• **TASK PROMPT**
What lines of the data include the string "this"? Copy them all.

• **Dataset items**
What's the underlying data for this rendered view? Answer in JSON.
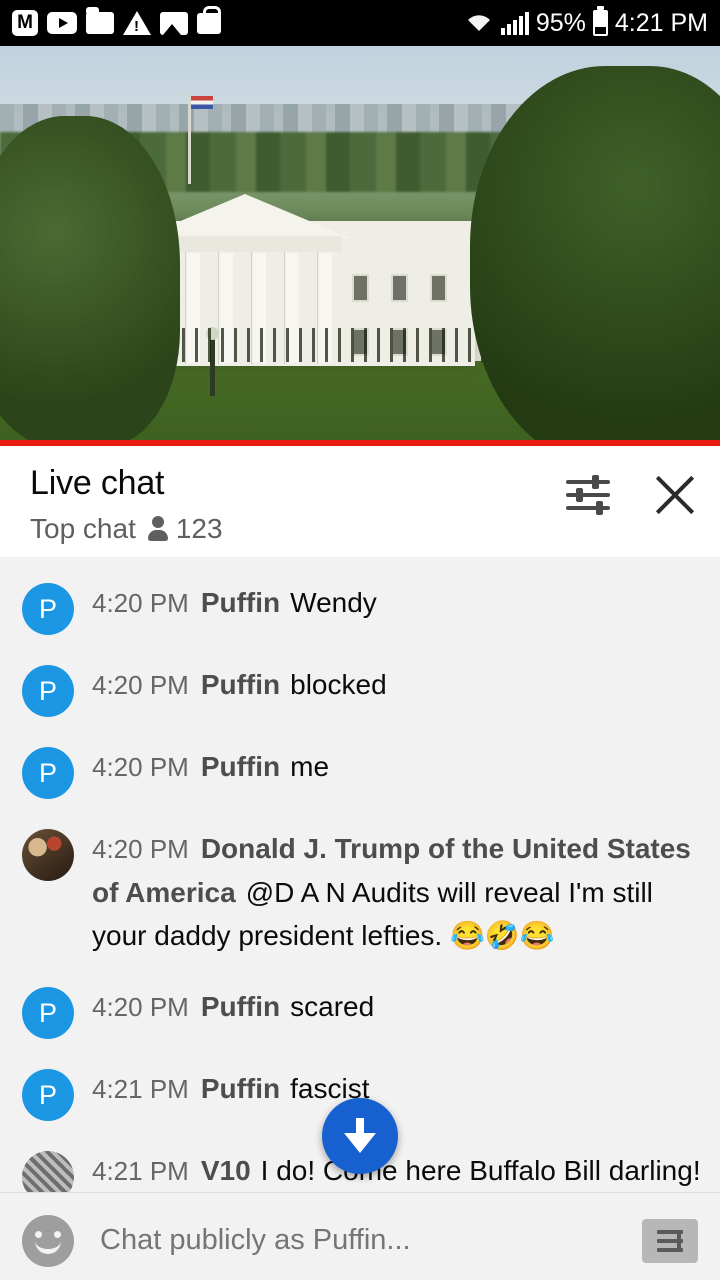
{
  "status_bar": {
    "icons": [
      "m-badge-icon",
      "youtube-icon",
      "folder-icon",
      "warning-icon",
      "photo-icon",
      "bag-icon"
    ],
    "wifi": "wifi-icon",
    "signal": "signal-icon",
    "battery_pct": "95%",
    "battery": "battery-icon",
    "time": "4:21 PM"
  },
  "video": {
    "description": "Live stream of the White House"
  },
  "chat": {
    "title": "Live chat",
    "mode": "Top chat",
    "viewers": "123",
    "filter_icon": "filter-icon",
    "close_icon": "close-icon",
    "messages": [
      {
        "time": "4:20 PM",
        "author": "Puffin",
        "text": "Wendy",
        "avatar": "P",
        "avatar_type": "puffin"
      },
      {
        "time": "4:20 PM",
        "author": "Puffin",
        "text": "blocked",
        "avatar": "P",
        "avatar_type": "puffin"
      },
      {
        "time": "4:20 PM",
        "author": "Puffin",
        "text": "me",
        "avatar": "P",
        "avatar_type": "puffin"
      },
      {
        "time": "4:20 PM",
        "author": "Donald J. Trump of the United States of America",
        "text": "@D A N Audits will reveal I'm still your daddy president lefties. 😂🤣😂",
        "avatar": "",
        "avatar_type": "trump"
      },
      {
        "time": "4:20 PM",
        "author": "Puffin",
        "text": "scared",
        "avatar": "P",
        "avatar_type": "puffin"
      },
      {
        "time": "4:21 PM",
        "author": "Puffin",
        "text": "fascist",
        "avatar": "P",
        "avatar_type": "puffin"
      },
      {
        "time": "4:21 PM",
        "author": "V10",
        "text": "I do! Come here Buffalo Bill darling! 💋",
        "avatar": "",
        "avatar_type": "v10"
      }
    ],
    "scroll_button": "scroll-to-bottom-icon"
  },
  "composer": {
    "emoji_button": "emoji-icon",
    "placeholder": "Chat publicly as Puffin...",
    "value": "",
    "send_button": "send-icon"
  },
  "colors": {
    "accent_blue": "#1660d0",
    "avatar_blue": "#1c97e3",
    "progress_red": "#e81c0f",
    "chat_bg": "#f2f2f2"
  }
}
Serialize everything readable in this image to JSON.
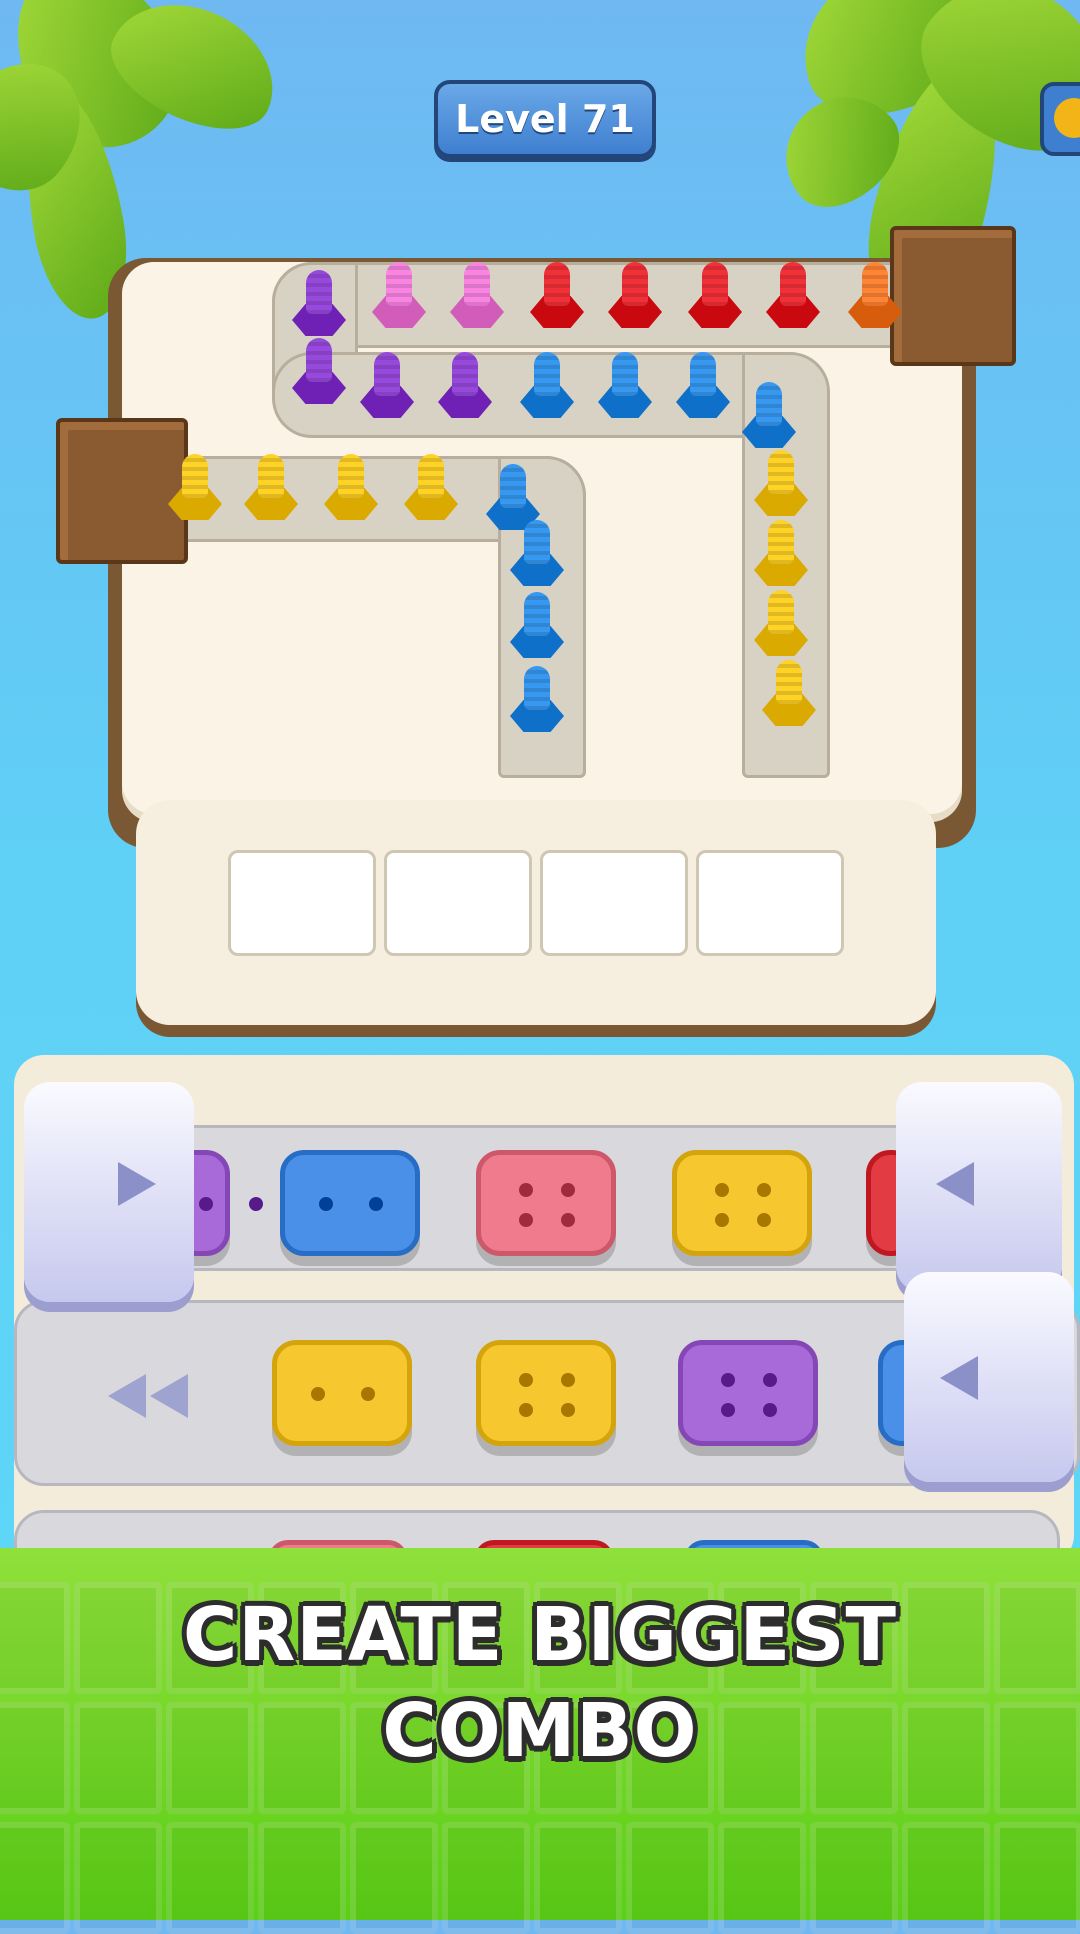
{
  "hud": {
    "level_label": "Level 71",
    "coin_icon": "coin-icon"
  },
  "board": {
    "slots_total": 4,
    "slots_filled": 0,
    "bolt_colors": {
      "purple": "#8e3fd3",
      "pink": "#f07ad8",
      "red": "#e8262e",
      "orange": "#f57a2a",
      "blue": "#2c8ee6",
      "yellow": "#f8c81c"
    }
  },
  "puzzle": {
    "tile_colors": {
      "blue": "#4a90e8",
      "pink": "#ef7b8d",
      "yellow": "#f7c730",
      "purple": "#a86ad9",
      "red": "#e33b44"
    }
  },
  "banner": {
    "line1": "CREATE BIGGEST",
    "line2": "COMBO"
  }
}
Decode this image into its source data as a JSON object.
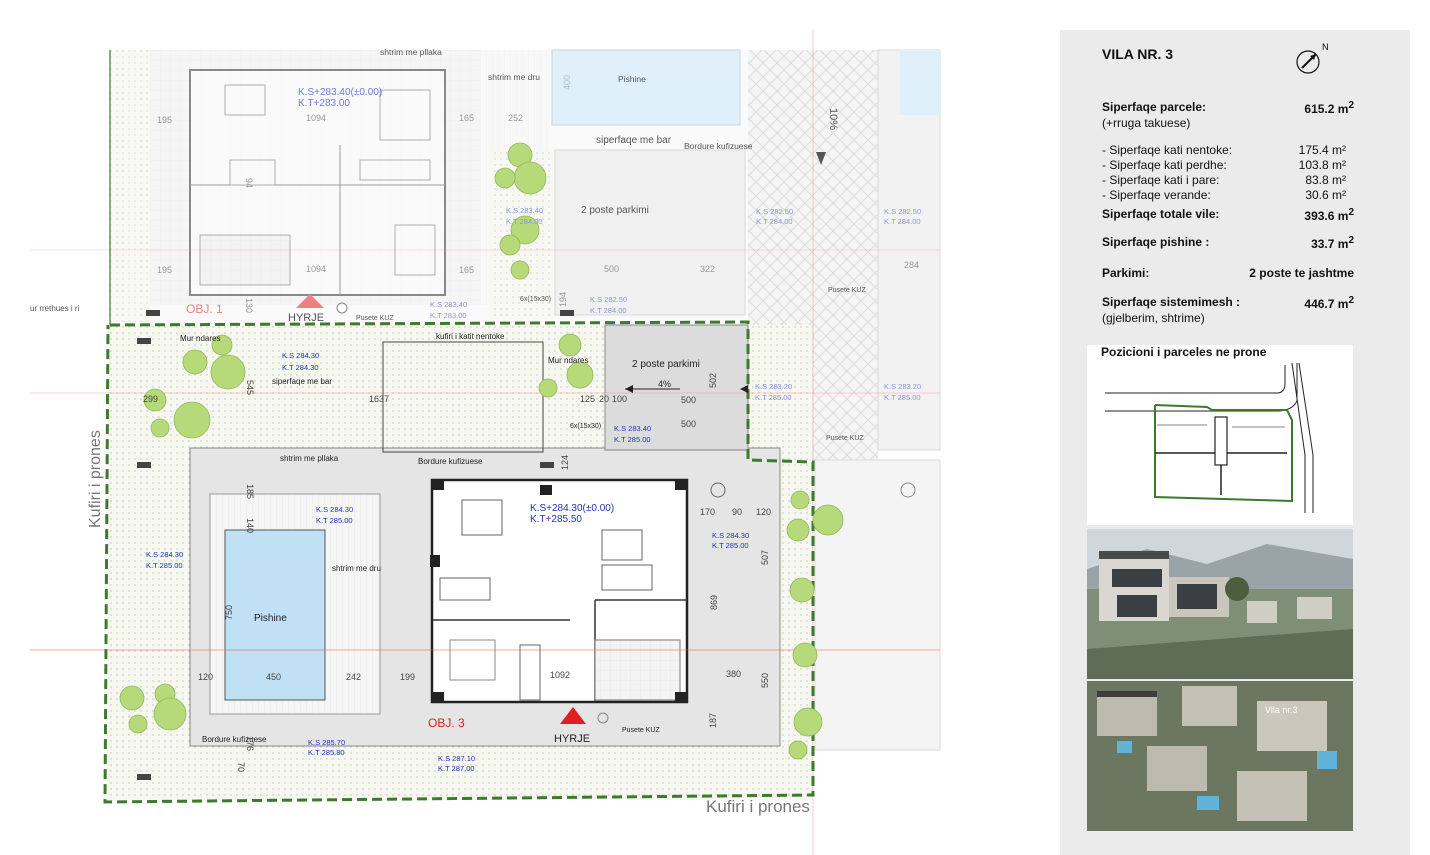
{
  "plan": {
    "top_labels": [
      "shtrim me pllaka",
      "shtrim me dru",
      "Pishine",
      "siperfaqe me bar",
      "Bordure kufizuese",
      "2 poste parkimi"
    ],
    "slope_label": "10%",
    "boundary_label_left": "Kufiri i prones",
    "boundary_label_bottom": "Kufiri i prones",
    "left_fence_label": "ur rrethues i ri",
    "obj1": {
      "name": "OBJ. 1",
      "entrance": "HYRJE",
      "ks": "K.S+283.40(±0.00)",
      "kt": "K.T+283.00",
      "dims": [
        "1094",
        "195",
        "165",
        "1094",
        "195",
        "165",
        "94",
        "130"
      ]
    },
    "obj3": {
      "name": "OBJ. 3",
      "entrance": "HYRJE",
      "ks": "K.S+284.30(±0.00)",
      "kt": "K.T+285.50",
      "dims": [
        "1092",
        "869",
        "170",
        "90",
        "120",
        "507",
        "380",
        "550",
        "187"
      ]
    },
    "labels": {
      "mur_ndares": "Mur ndares",
      "kufiri_kati": "kufiri i katit nentoke",
      "siperfaqe_bar": "siperfaqe me bar",
      "shtrim_pllaka": "shtrim me pllaka",
      "shtrim_dru": "shtrim me dru",
      "bordure": "Bordure kufizuese",
      "pishine": "Pishine",
      "parking": "2 poste parkimi",
      "slope_parking": "4%",
      "pusete": "Pusete KUZ",
      "stairs": "6x(15x30)"
    },
    "levels": {
      "ks_284_30": "K.S 284.30",
      "kt_284_30": "K.T 284.30",
      "ks_284_30b": "K.S 284.30",
      "kt_285": "K.T 285.00",
      "ks_285_70": "K.S 285.70",
      "kt_285_80": "K.T 285.80",
      "ks_287_10": "K.S 287.10",
      "kt_287": "K.T 287.00",
      "ks_283_40": "K.S 283.40",
      "kt_285b": "K.T 285.00",
      "ks_283_20": "K.S 283.20",
      "kt_285c": "K.T 285.00",
      "ks_282_50": "K.S 282.50",
      "kt_284": "K.T 284.00",
      "ks_283_40b": "K.S 283.40",
      "kt_284b": "K.T 284.00",
      "ks_283_40c": "K.S 283.40",
      "kt_283": "K.T 283.00"
    },
    "dims_site": {
      "d1637": "1637",
      "d299": "299",
      "d545": "545",
      "d185": "185",
      "d140": "140",
      "d750": "750",
      "d120": "120",
      "d450": "450",
      "d242": "242",
      "d199": "199",
      "d176": "176",
      "d70": "70",
      "d500a": "500",
      "d500b": "500",
      "d502": "502",
      "d125": "125",
      "d20": "20",
      "d100": "100",
      "d124": "124",
      "d252": "252",
      "d400": "400",
      "d500c": "500",
      "d322": "322",
      "d194": "194",
      "d284": "284"
    }
  },
  "panel": {
    "title": "VILA NR. 3",
    "rows": [
      {
        "label": "Siperfaqe parcele:",
        "sub": "(+rruga takuese)",
        "value": "615.2",
        "unit": "m",
        "sup": "2"
      },
      {
        "label": "Siperfaqe totale vile:",
        "value": "393.6",
        "unit": "m",
        "sup": "2"
      },
      {
        "label": "Siperfaqe pishine :",
        "value": "33.7",
        "unit": "m",
        "sup": "2"
      },
      {
        "label": "Parkimi:",
        "value": "2 poste te jashtme"
      },
      {
        "label": "Siperfaqe sistemimesh :",
        "sub": "(gjelberim, shtrime)",
        "value": "446.7",
        "unit": "m",
        "sup": "2"
      }
    ],
    "items": [
      {
        "label": "- Siperfaqe kati nentoke:",
        "value": "175.4 m²"
      },
      {
        "label": "- Siperfaqe kati perdhe:",
        "value": "103.8 m²"
      },
      {
        "label": "- Siperfaqe kati i pare:",
        "value": "83.8 m²"
      },
      {
        "label": "- Siperfaqe verande:",
        "value": "30.6 m²"
      }
    ],
    "location_title": "Pozicioni i parceles ne prone",
    "render2_label": "Vila nr.3"
  },
  "colors": {
    "boundary": "#3d7a2e",
    "tree": "#b6d97a",
    "water": "#bfe0f5",
    "red_marker": "#e02020",
    "level_text": "#2233bb",
    "panel_bg": "#ebebeb"
  }
}
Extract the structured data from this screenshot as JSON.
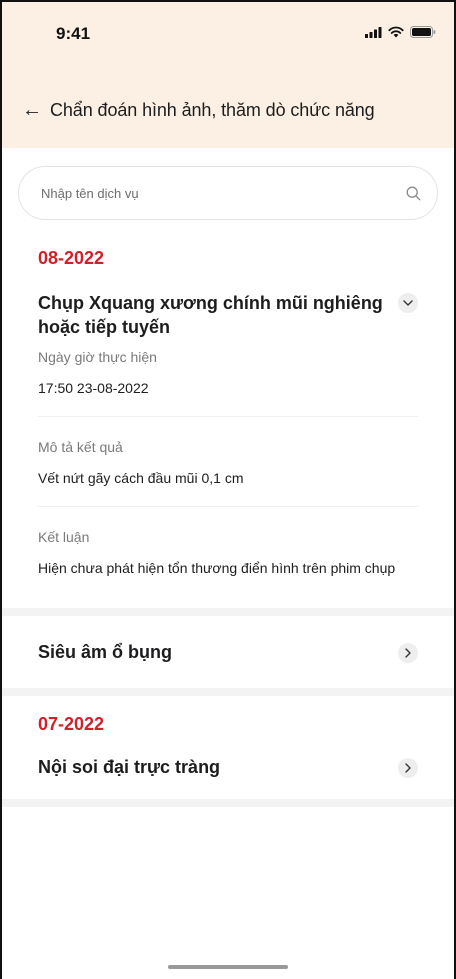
{
  "status_bar": {
    "time": "9:41"
  },
  "header": {
    "title": "Chẩn đoán hình ảnh, thăm dò chức năng"
  },
  "search": {
    "placeholder": "Nhập tên dịch vụ"
  },
  "groups": [
    {
      "month": "08-2022",
      "expanded_item": {
        "title": "Chụp Xquang xương chính mũi nghiêng hoặc tiếp tuyến",
        "details": [
          {
            "label": "Ngày giờ thực hiện",
            "value": "17:50 23-08-2022"
          },
          {
            "label": "Mô tả kết quả",
            "value": "Vết nứt gãy cách đầu mũi 0,1 cm"
          },
          {
            "label": "Kết luận",
            "value": "Hiện chưa phát hiện tổn thương điển hình trên phim chụp"
          }
        ]
      },
      "collapsed_items": [
        {
          "title": "Siêu âm ổ bụng"
        }
      ]
    },
    {
      "month": "07-2022",
      "collapsed_items": [
        {
          "title": "Nội soi đại trực tràng"
        }
      ]
    }
  ],
  "colors": {
    "accent": "#d0212a",
    "header_bg": "#fbf0e3",
    "separator": "#f3f3f3"
  },
  "icons": [
    "signal-icon",
    "wifi-icon",
    "battery-icon",
    "back-arrow-icon",
    "search-icon",
    "chevron-down-icon",
    "chevron-right-icon"
  ]
}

• **WRITTEN SOLUTION**
What's the underlying data for this rendered view? Answer in JSON.
Serialize everything readable in this image to JSON.
Decode this image into its source data as a JSON object.
Extract the structured data from this screenshot as JSON.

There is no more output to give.